#### Exercise objective
Quote all of the entries word for word.

## Start Input records

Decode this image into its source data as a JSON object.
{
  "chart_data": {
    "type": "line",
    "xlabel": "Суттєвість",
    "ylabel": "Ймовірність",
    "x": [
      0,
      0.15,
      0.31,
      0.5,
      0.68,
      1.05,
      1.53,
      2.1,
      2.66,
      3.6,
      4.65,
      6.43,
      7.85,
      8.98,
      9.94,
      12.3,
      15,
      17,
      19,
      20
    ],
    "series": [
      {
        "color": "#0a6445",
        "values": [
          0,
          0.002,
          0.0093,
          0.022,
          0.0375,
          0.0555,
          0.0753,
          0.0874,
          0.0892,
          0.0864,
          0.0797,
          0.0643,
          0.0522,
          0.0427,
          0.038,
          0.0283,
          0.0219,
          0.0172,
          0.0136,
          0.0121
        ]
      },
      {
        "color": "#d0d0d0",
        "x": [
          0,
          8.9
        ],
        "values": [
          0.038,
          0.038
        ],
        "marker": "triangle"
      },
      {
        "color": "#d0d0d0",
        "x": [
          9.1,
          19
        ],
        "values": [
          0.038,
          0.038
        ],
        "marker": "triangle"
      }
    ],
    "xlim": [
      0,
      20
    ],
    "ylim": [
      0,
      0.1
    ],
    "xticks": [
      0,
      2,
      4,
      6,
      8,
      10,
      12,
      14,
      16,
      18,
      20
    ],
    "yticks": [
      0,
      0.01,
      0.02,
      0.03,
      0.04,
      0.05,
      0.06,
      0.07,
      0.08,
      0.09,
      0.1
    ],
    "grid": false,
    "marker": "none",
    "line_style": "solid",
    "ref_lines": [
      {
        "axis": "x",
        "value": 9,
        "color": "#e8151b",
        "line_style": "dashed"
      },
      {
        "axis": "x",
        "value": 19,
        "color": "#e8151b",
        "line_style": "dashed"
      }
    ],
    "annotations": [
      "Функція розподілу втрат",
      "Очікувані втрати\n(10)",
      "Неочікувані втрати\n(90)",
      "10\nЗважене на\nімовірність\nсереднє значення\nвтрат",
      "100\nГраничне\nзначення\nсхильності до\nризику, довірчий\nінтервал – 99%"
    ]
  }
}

## End Input records

#### Answer to this task
Decode this image into its source data as a JSON object.
{
  "chart_data": {
    "type": "line",
    "xlabel": "Суттєвість",
    "ylabel": "Ймовірність",
    "x": [
      0,
      0.15,
      0.31,
      0.5,
      0.68,
      1.05,
      1.53,
      2.1,
      2.66,
      3.6,
      4.65,
      6.43,
      7.85,
      8.98,
      9.94,
      12.3,
      15,
      17,
      19,
      20
    ],
    "series": [
      {
        "color": "#0a6445",
        "values": [
          0,
          0.002,
          0.0093,
          0.022,
          0.0375,
          0.0555,
          0.0753,
          0.0874,
          0.0892,
          0.0864,
          0.0797,
          0.0643,
          0.0522,
          0.0427,
          0.038,
          0.0283,
          0.0219,
          0.0172,
          0.0136,
          0.0121
        ]
      },
      {
        "color": "#d0d0d0",
        "x": [
          0,
          8.9
        ],
        "values": [
          0.038,
          0.038
        ],
        "marker": "triangle"
      },
      {
        "color": "#d0d0d0",
        "x": [
          9.1,
          19
        ],
        "values": [
          0.038,
          0.038
        ],
        "marker": "triangle"
      }
    ],
    "xlim": [
      0,
      20
    ],
    "ylim": [
      0,
      0.1
    ],
    "xticks": [
      0,
      2,
      4,
      6,
      8,
      10,
      12,
      14,
      16,
      18,
      20
    ],
    "yticks": [
      0,
      0.01,
      0.02,
      0.03,
      0.04,
      0.05,
      0.06,
      0.07,
      0.08,
      0.09,
      0.1
    ],
    "grid": false,
    "marker": "none",
    "line_style": "solid",
    "ref_lines": [
      {
        "axis": "x",
        "value": 9,
        "color": "#e8151b",
        "line_style": "dashed"
      },
      {
        "axis": "x",
        "value": 19,
        "color": "#e8151b",
        "line_style": "dashed"
      }
    ],
    "annotations": [
      "Функція розподілу втрат",
      "Очікувані втрати\n(10)",
      "Неочікувані втрати\n(90)",
      "10\nЗважене на\nімовірність\nсереднє значення\nвтрат",
      "100\nГраничне\nзначення\nсхильності до\nризику, довірчий\nінтервал – 99%"
    ]
  }
}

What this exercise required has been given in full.